| Exercise objective |
Once the pictures are set aside, transcribe the remaining data exactly.

===== The data

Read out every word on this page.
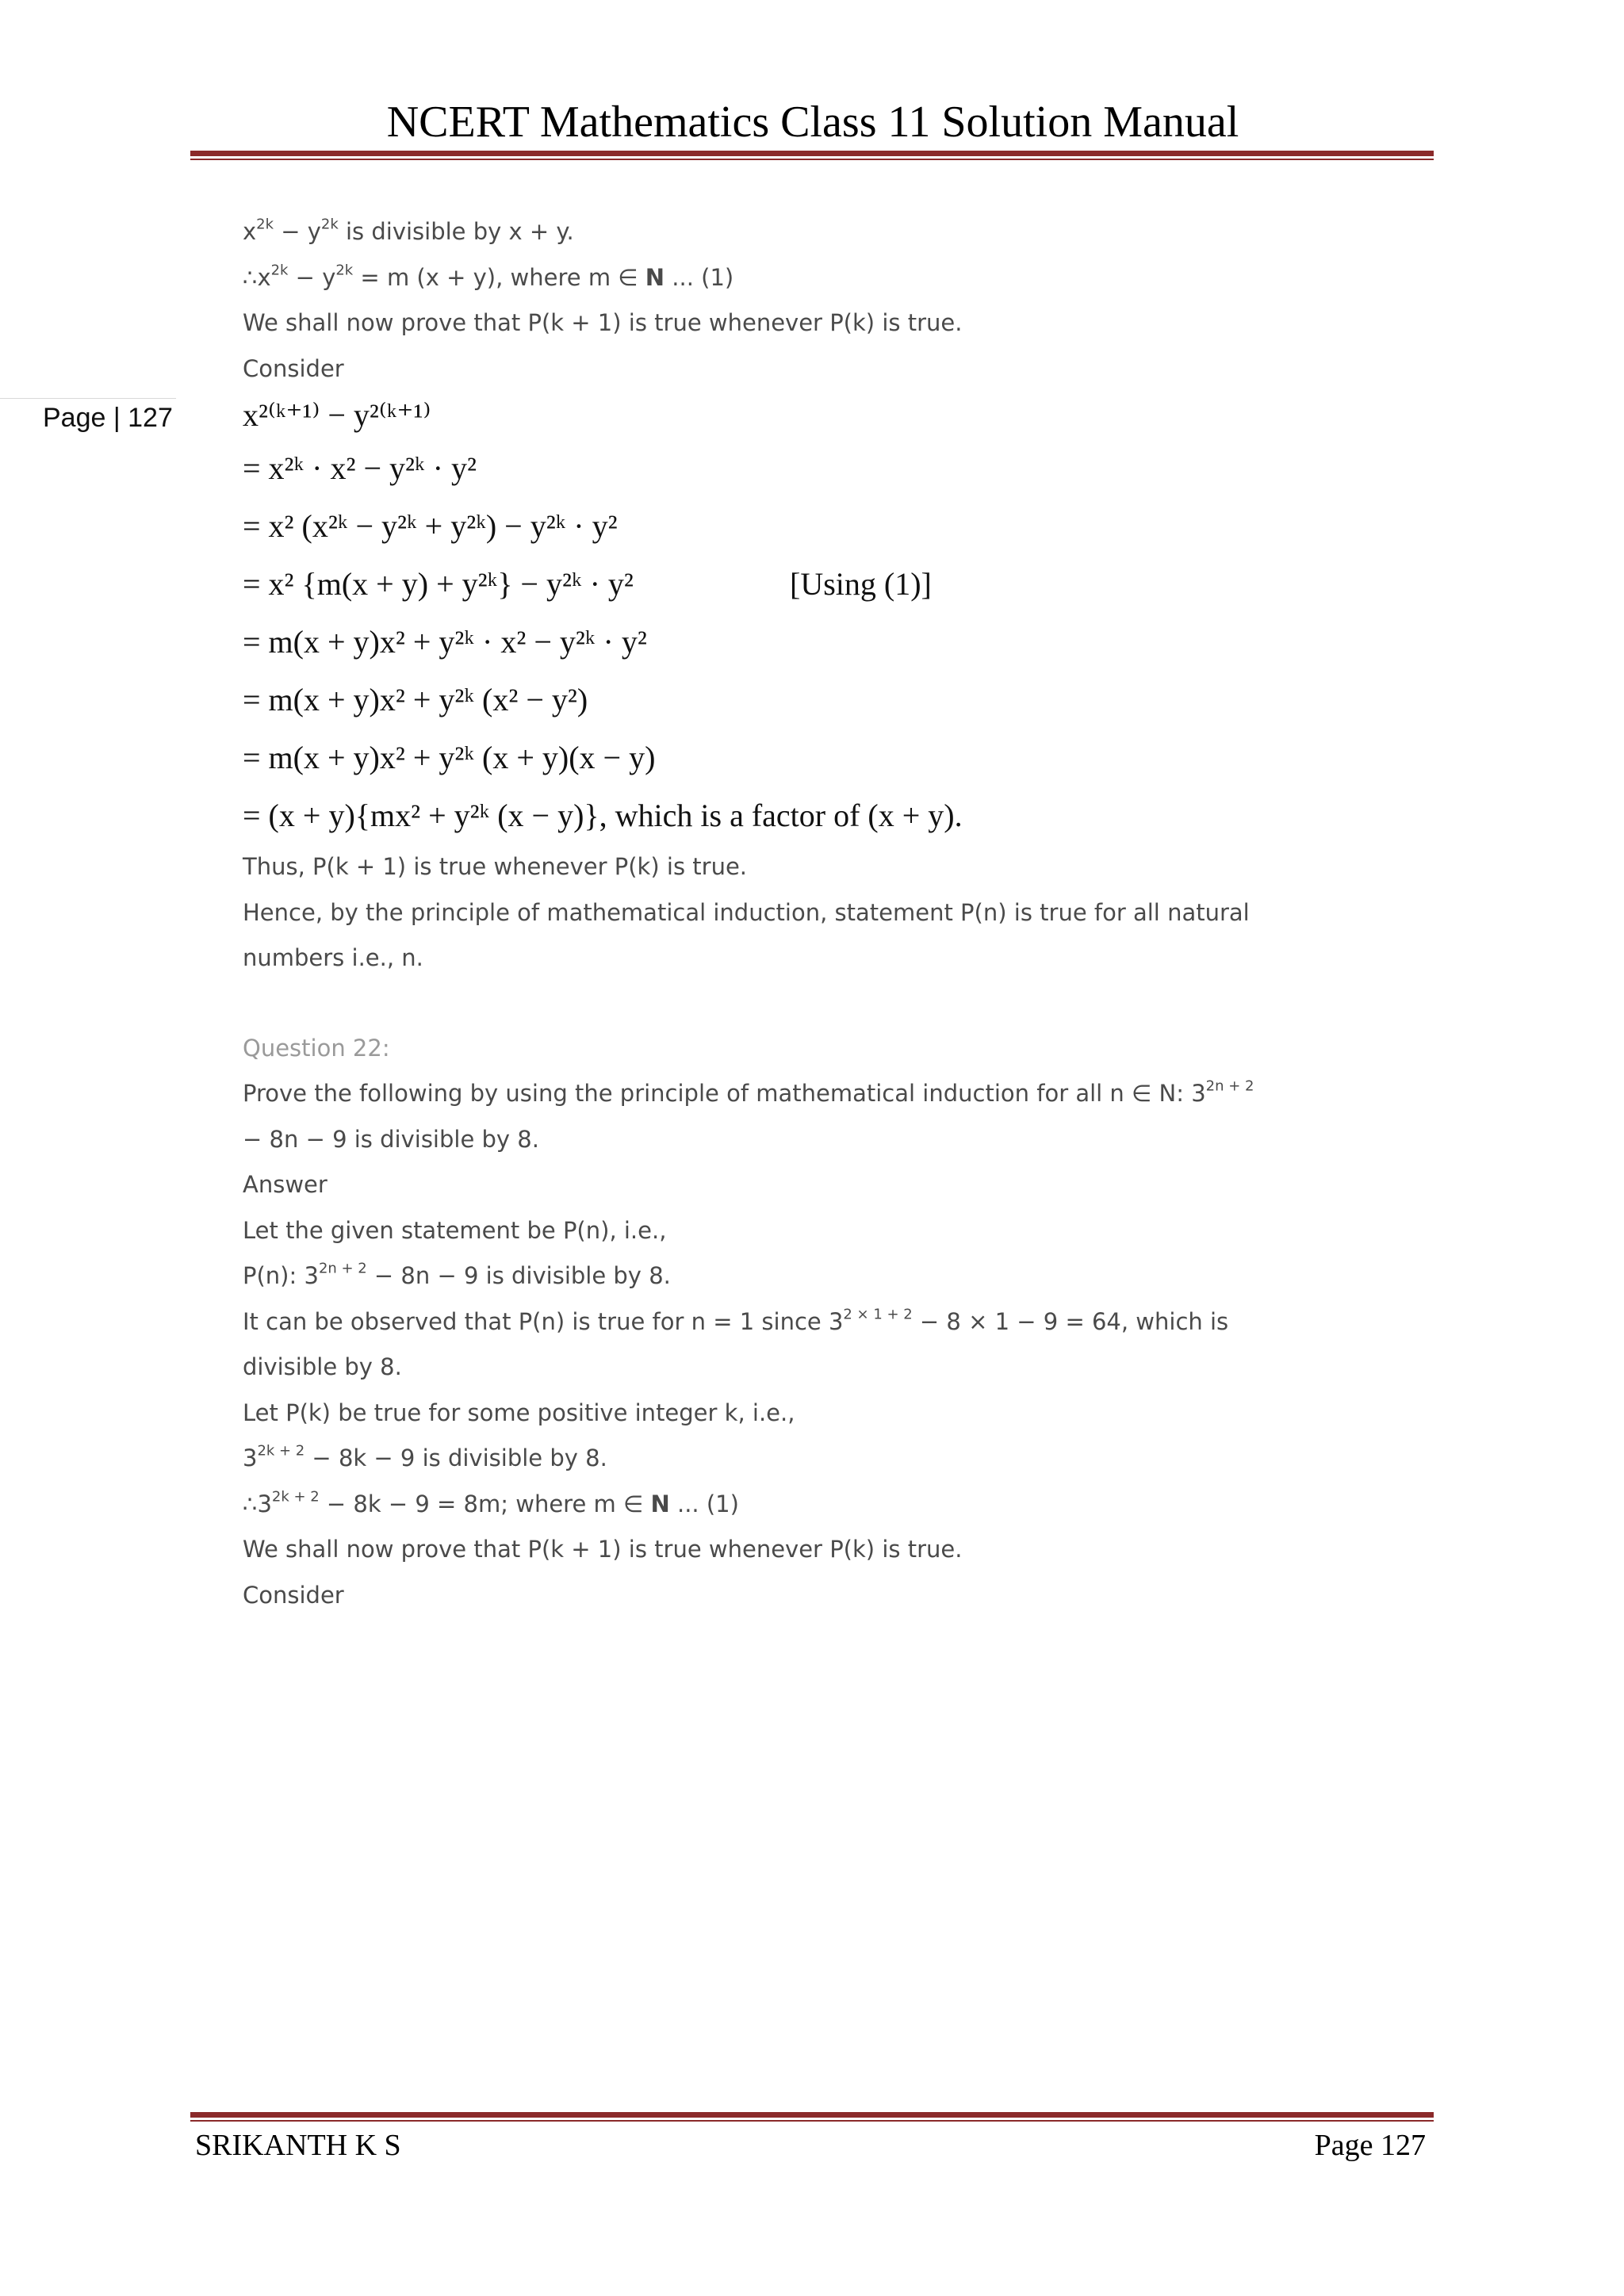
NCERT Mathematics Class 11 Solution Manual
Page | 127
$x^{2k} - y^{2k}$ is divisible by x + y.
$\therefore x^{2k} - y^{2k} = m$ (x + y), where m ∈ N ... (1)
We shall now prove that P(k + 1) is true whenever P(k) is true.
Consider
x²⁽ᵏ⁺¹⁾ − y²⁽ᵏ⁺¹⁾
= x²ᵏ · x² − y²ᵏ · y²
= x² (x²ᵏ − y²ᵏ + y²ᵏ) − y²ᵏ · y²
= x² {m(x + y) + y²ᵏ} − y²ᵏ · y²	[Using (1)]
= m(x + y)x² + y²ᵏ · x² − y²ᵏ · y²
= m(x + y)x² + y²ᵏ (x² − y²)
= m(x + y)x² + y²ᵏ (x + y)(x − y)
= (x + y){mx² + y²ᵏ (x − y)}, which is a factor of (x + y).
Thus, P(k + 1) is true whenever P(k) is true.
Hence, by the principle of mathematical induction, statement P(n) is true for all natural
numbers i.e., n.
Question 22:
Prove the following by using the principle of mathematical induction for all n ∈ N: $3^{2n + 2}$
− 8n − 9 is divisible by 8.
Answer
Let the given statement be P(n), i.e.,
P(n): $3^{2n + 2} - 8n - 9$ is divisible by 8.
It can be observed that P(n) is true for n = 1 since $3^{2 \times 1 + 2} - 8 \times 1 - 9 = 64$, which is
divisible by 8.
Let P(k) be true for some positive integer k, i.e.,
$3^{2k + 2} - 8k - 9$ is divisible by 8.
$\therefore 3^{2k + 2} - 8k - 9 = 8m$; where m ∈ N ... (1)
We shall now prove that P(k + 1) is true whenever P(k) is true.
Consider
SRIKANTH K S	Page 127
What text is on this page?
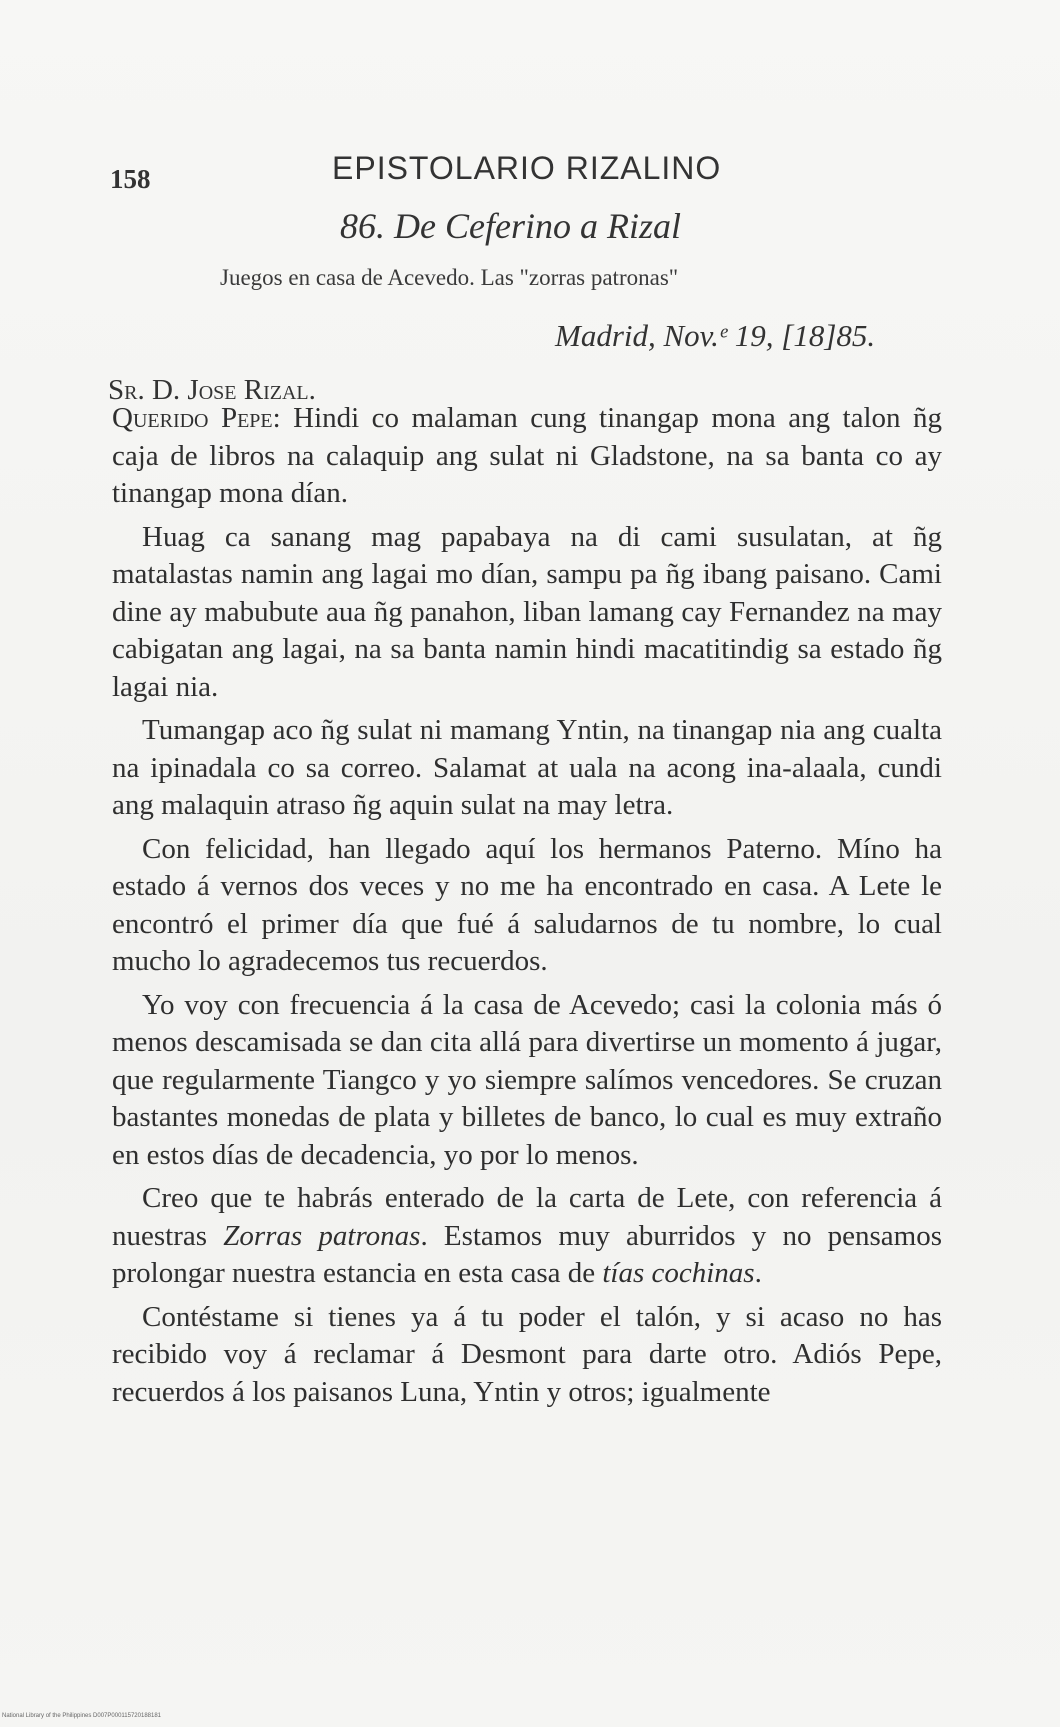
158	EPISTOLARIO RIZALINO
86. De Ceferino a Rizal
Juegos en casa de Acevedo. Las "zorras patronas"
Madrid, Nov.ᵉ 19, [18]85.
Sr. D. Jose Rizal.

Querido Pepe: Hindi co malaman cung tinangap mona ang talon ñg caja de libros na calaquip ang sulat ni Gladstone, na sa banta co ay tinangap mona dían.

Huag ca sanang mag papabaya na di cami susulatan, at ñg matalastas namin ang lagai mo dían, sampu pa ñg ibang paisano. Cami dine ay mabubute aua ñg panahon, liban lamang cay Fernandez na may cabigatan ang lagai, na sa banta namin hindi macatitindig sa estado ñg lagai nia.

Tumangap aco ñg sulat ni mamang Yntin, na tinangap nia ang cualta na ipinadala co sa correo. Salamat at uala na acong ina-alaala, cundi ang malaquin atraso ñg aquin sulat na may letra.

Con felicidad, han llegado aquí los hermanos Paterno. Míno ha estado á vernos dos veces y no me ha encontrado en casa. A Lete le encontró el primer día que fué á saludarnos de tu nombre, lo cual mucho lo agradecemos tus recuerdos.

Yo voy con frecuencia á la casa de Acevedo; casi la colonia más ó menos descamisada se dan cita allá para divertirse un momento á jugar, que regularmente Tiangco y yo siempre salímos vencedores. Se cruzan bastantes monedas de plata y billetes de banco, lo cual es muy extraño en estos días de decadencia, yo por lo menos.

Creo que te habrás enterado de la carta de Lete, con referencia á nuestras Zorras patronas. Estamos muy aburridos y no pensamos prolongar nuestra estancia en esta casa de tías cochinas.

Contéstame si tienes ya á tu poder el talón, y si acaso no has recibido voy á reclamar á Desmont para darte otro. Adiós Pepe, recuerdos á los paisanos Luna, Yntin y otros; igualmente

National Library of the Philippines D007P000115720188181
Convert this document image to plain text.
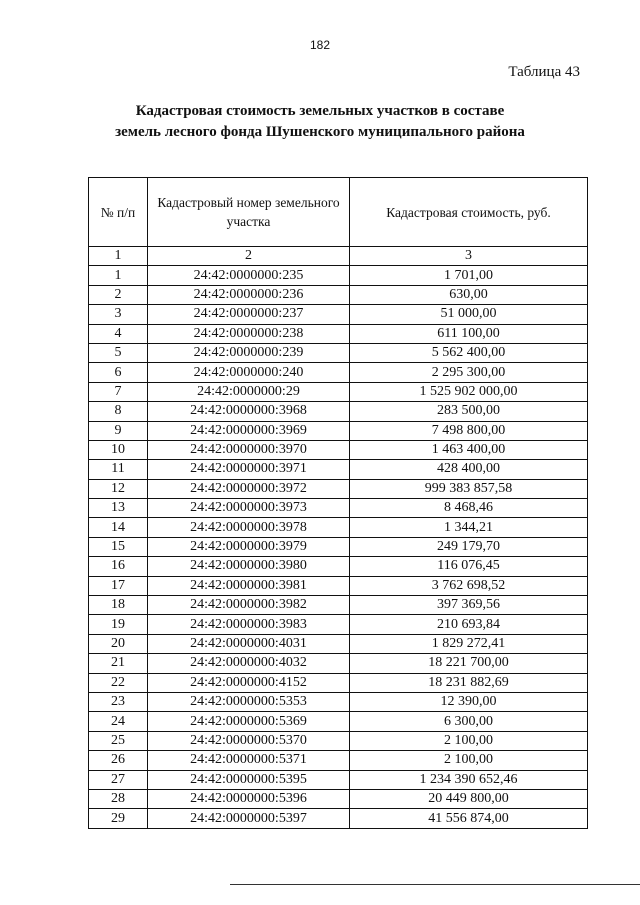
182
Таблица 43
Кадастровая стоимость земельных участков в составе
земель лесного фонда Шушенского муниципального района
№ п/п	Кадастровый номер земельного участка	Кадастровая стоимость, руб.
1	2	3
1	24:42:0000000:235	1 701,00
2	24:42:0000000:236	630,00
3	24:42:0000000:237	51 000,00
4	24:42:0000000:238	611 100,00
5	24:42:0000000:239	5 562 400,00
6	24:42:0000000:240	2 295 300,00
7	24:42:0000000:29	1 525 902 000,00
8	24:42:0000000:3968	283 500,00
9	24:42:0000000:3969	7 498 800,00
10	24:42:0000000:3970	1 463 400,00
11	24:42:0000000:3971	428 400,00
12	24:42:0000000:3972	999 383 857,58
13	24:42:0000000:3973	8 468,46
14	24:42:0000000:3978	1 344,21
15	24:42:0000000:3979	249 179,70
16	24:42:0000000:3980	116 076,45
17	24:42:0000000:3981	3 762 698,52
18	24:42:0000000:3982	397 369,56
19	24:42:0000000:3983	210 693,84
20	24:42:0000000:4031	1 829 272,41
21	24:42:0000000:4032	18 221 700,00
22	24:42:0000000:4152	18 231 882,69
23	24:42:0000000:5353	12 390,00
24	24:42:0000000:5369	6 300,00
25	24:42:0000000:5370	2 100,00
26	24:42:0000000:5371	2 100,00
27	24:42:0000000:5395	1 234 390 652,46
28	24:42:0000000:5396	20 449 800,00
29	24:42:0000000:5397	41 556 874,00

==========

| The completed task |
Read out every word on this page.
NCERT Mathematics Class 11 Solution Manual
Page | 127
$x^{2k} - y^{2k}$ is divisible by x + y.
$\therefore x^{2k} - y^{2k} = m$ (x + y), where m ∈ N ... (1)
We shall now prove that P(k + 1) is true whenever P(k) is true.
Consider
x²⁽ᵏ⁺¹⁾ − y²⁽ᵏ⁺¹⁾
= x²ᵏ · x² − y²ᵏ · y²
= x² (x²ᵏ − y²ᵏ + y²ᵏ) − y²ᵏ · y²
= x² {m(x + y) + y²ᵏ} − y²ᵏ · y²	[Using (1)]
= m(x + y)x² + y²ᵏ · x² − y²ᵏ · y²
= m(x + y)x² + y²ᵏ (x² − y²)
= m(x + y)x² + y²ᵏ (x + y)(x − y)
= (x + y){mx² + y²ᵏ (x − y)}, which is a factor of (x + y).
Thus, P(k + 1) is true whenever P(k) is true.
Hence, by the principle of mathematical induction, statement P(n) is true for all natural
numbers i.e., n.
Question 22:
Prove the following by using the principle of mathematical induction for all n ∈ N: $3^{2n + 2}$
− 8n − 9 is divisible by 8.
Answer
Let the given statement be P(n), i.e.,
P(n): $3^{2n + 2} - 8n - 9$ is divisible by 8.
It can be observed that P(n) is true for n = 1 since $3^{2 \times 1 + 2} - 8 \times 1 - 9 = 64$, which is
divisible by 8.
Let P(k) be true for some positive integer k, i.e.,
$3^{2k + 2} - 8k - 9$ is divisible by 8.
$\therefore 3^{2k + 2} - 8k - 9 = 8m$; where m ∈ N ... (1)
We shall now prove that P(k + 1) is true whenever P(k) is true.
Consider
SRIKANTH K S	Page 127
What text is on this page?
158	EPISTOLARIO RIZALINO
86. De Ceferino a Rizal
Juegos en casa de Acevedo. Las "zorras patronas"
Madrid, Nov.ᵉ 19, [18]85.
Sr. D. Jose Rizal.

Querido Pepe: Hindi co malaman cung tinangap mona ang talon ñg caja de libros na calaquip ang sulat ni Gladstone, na sa banta co ay tinangap mona dían.

Huag ca sanang mag papabaya na di cami susulatan, at ñg matalastas namin ang lagai mo dían, sampu pa ñg ibang paisano. Cami dine ay mabubute aua ñg panahon, liban lamang cay Fernandez na may cabigatan ang lagai, na sa banta namin hindi macatitindig sa estado ñg lagai nia.

Tumangap aco ñg sulat ni mamang Yntin, na tinangap nia ang cualta na ipinadala co sa correo. Salamat at uala na acong ina-alaala, cundi ang malaquin atraso ñg aquin sulat na may letra.

Con felicidad, han llegado aquí los hermanos Paterno. Míno ha estado á vernos dos veces y no me ha encontrado en casa. A Lete le encontró el primer día que fué á saludarnos de tu nombre, lo cual mucho lo agradecemos tus recuerdos.

Yo voy con frecuencia á la casa de Acevedo; casi la colonia más ó menos descamisada se dan cita allá para divertirse un momento á jugar, que regularmente Tiangco y yo siempre salímos vencedores. Se cruzan bastantes monedas de plata y billetes de banco, lo cual es muy extraño en estos días de decadencia, yo por lo menos.

Creo que te habrás enterado de la carta de Lete, con referencia á nuestras Zorras patronas. Estamos muy aburridos y no pensamos prolongar nuestra estancia en esta casa de tías cochinas.

Contéstame si tienes ya á tu poder el talón, y si acaso no has recibido voy á reclamar á Desmont para darte otro. Adiós Pepe, recuerdos á los paisanos Luna, Yntin y otros; igualmente

National Library of the Philippines D007P000115720188181
Convert this document image to plain text.
182
Таблица 43
Кадастровая стоимость земельных участков в составе
земель лесного фонда Шушенского муниципального района
№ п/п	Кадастровый номер земельного участка	Кадастровая стоимость, руб.
1	2	3
1	24:42:0000000:235	1 701,00
2	24:42:0000000:236	630,00
3	24:42:0000000:237	51 000,00
4	24:42:0000000:238	611 100,00
5	24:42:0000000:239	5 562 400,00
6	24:42:0000000:240	2 295 300,00
7	24:42:0000000:29	1 525 902 000,00
8	24:42:0000000:3968	283 500,00
9	24:42:0000000:3969	7 498 800,00
10	24:42:0000000:3970	1 463 400,00
11	24:42:0000000:3971	428 400,00
12	24:42:0000000:3972	999 383 857,58
13	24:42:0000000:3973	8 468,46
14	24:42:0000000:3978	1 344,21
15	24:42:0000000:3979	249 179,70
16	24:42:0000000:3980	116 076,45
17	24:42:0000000:3981	3 762 698,52
18	24:42:0000000:3982	397 369,56
19	24:42:0000000:3983	210 693,84
20	24:42:0000000:4031	1 829 272,41
21	24:42:0000000:4032	18 221 700,00
22	24:42:0000000:4152	18 231 882,69
23	24:42:0000000:5353	12 390,00
24	24:42:0000000:5369	6 300,00
25	24:42:0000000:5370	2 100,00
26	24:42:0000000:5371	2 100,00
27	24:42:0000000:5395	1 234 390 652,46
28	24:42:0000000:5396	20 449 800,00
29	24:42:0000000:5397	41 556 874,00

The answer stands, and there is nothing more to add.